Aim of the exercise
Provide an exact copy of the data, excluding the images.

Recorded data
++++++++++
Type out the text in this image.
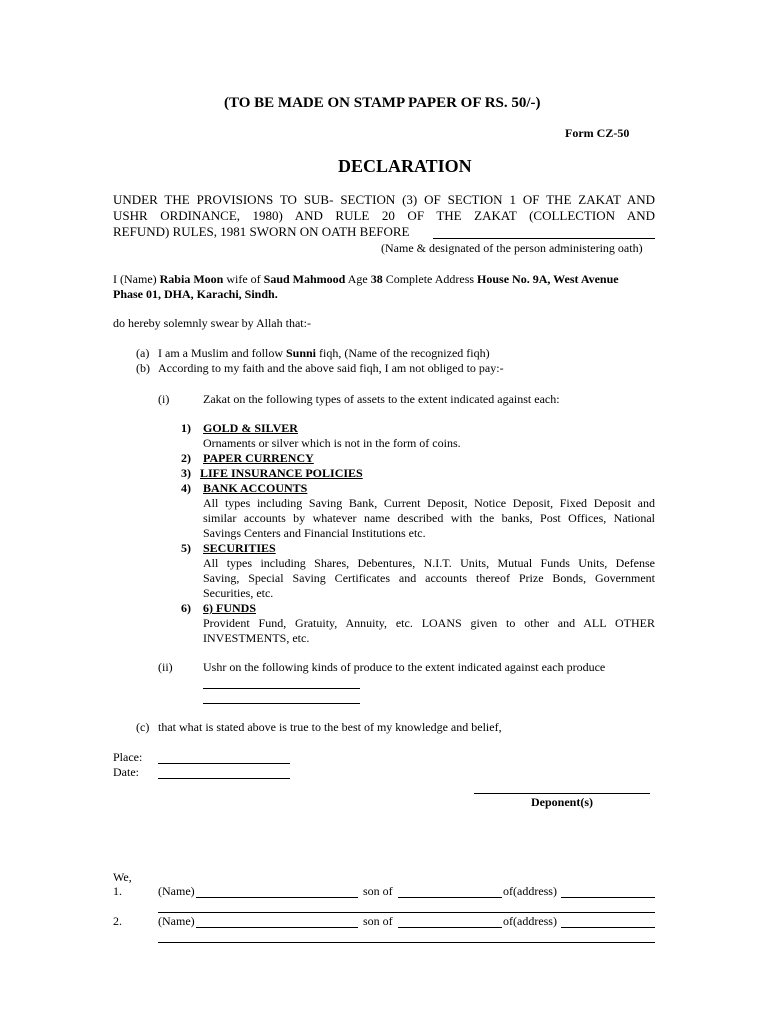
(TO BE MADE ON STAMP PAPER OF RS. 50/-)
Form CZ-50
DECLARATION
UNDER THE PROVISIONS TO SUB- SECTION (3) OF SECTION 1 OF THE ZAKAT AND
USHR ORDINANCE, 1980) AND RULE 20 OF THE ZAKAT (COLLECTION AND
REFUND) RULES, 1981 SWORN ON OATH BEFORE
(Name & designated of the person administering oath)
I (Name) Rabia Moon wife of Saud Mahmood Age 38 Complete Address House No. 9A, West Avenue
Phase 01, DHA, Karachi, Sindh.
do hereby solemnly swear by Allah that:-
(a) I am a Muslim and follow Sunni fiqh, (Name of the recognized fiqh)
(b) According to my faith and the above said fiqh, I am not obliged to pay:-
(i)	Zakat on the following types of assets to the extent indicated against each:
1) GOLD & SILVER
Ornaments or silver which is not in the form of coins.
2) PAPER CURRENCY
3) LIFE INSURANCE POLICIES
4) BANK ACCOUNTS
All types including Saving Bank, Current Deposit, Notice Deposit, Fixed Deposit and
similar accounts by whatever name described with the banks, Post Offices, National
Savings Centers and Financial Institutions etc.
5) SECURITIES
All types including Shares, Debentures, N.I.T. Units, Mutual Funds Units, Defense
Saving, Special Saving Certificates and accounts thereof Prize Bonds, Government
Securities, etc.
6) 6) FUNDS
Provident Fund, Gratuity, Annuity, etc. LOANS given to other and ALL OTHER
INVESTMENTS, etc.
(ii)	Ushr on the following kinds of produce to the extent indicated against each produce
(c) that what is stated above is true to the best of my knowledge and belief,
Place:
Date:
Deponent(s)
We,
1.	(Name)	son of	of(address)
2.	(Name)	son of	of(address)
++++++++++
Response for this exercise
Type out the text in this image.
(TO BE MADE ON STAMP PAPER OF RS. 50/-)
Form CZ-50
DECLARATION
UNDER THE PROVISIONS TO SUB- SECTION (3) OF SECTION 1 OF THE ZAKAT AND
USHR ORDINANCE, 1980) AND RULE 20 OF THE ZAKAT (COLLECTION AND
REFUND) RULES, 1981 SWORN ON OATH BEFORE
(Name & designated of the person administering oath)
I (Name) Rabia Moon wife of Saud Mahmood Age 38 Complete Address House No. 9A, West Avenue
Phase 01, DHA, Karachi, Sindh.
do hereby solemnly swear by Allah that:-
(a) I am a Muslim and follow Sunni fiqh, (Name of the recognized fiqh)
(b) According to my faith and the above said fiqh, I am not obliged to pay:-
(i)	Zakat on the following types of assets to the extent indicated against each:
1) GOLD & SILVER
Ornaments or silver which is not in the form of coins.
2) PAPER CURRENCY
3) LIFE INSURANCE POLICIES
4) BANK ACCOUNTS
All types including Saving Bank, Current Deposit, Notice Deposit, Fixed Deposit and
similar accounts by whatever name described with the banks, Post Offices, National
Savings Centers and Financial Institutions etc.
5) SECURITIES
All types including Shares, Debentures, N.I.T. Units, Mutual Funds Units, Defense
Saving, Special Saving Certificates and accounts thereof Prize Bonds, Government
Securities, etc.
6) 6) FUNDS
Provident Fund, Gratuity, Annuity, etc. LOANS given to other and ALL OTHER
INVESTMENTS, etc.
(ii)	Ushr on the following kinds of produce to the extent indicated against each produce
(c) that what is stated above is true to the best of my knowledge and belief,
Place:
Date:
Deponent(s)
We,
1.	(Name)	son of	of(address)
2.	(Name)	son of	of(address)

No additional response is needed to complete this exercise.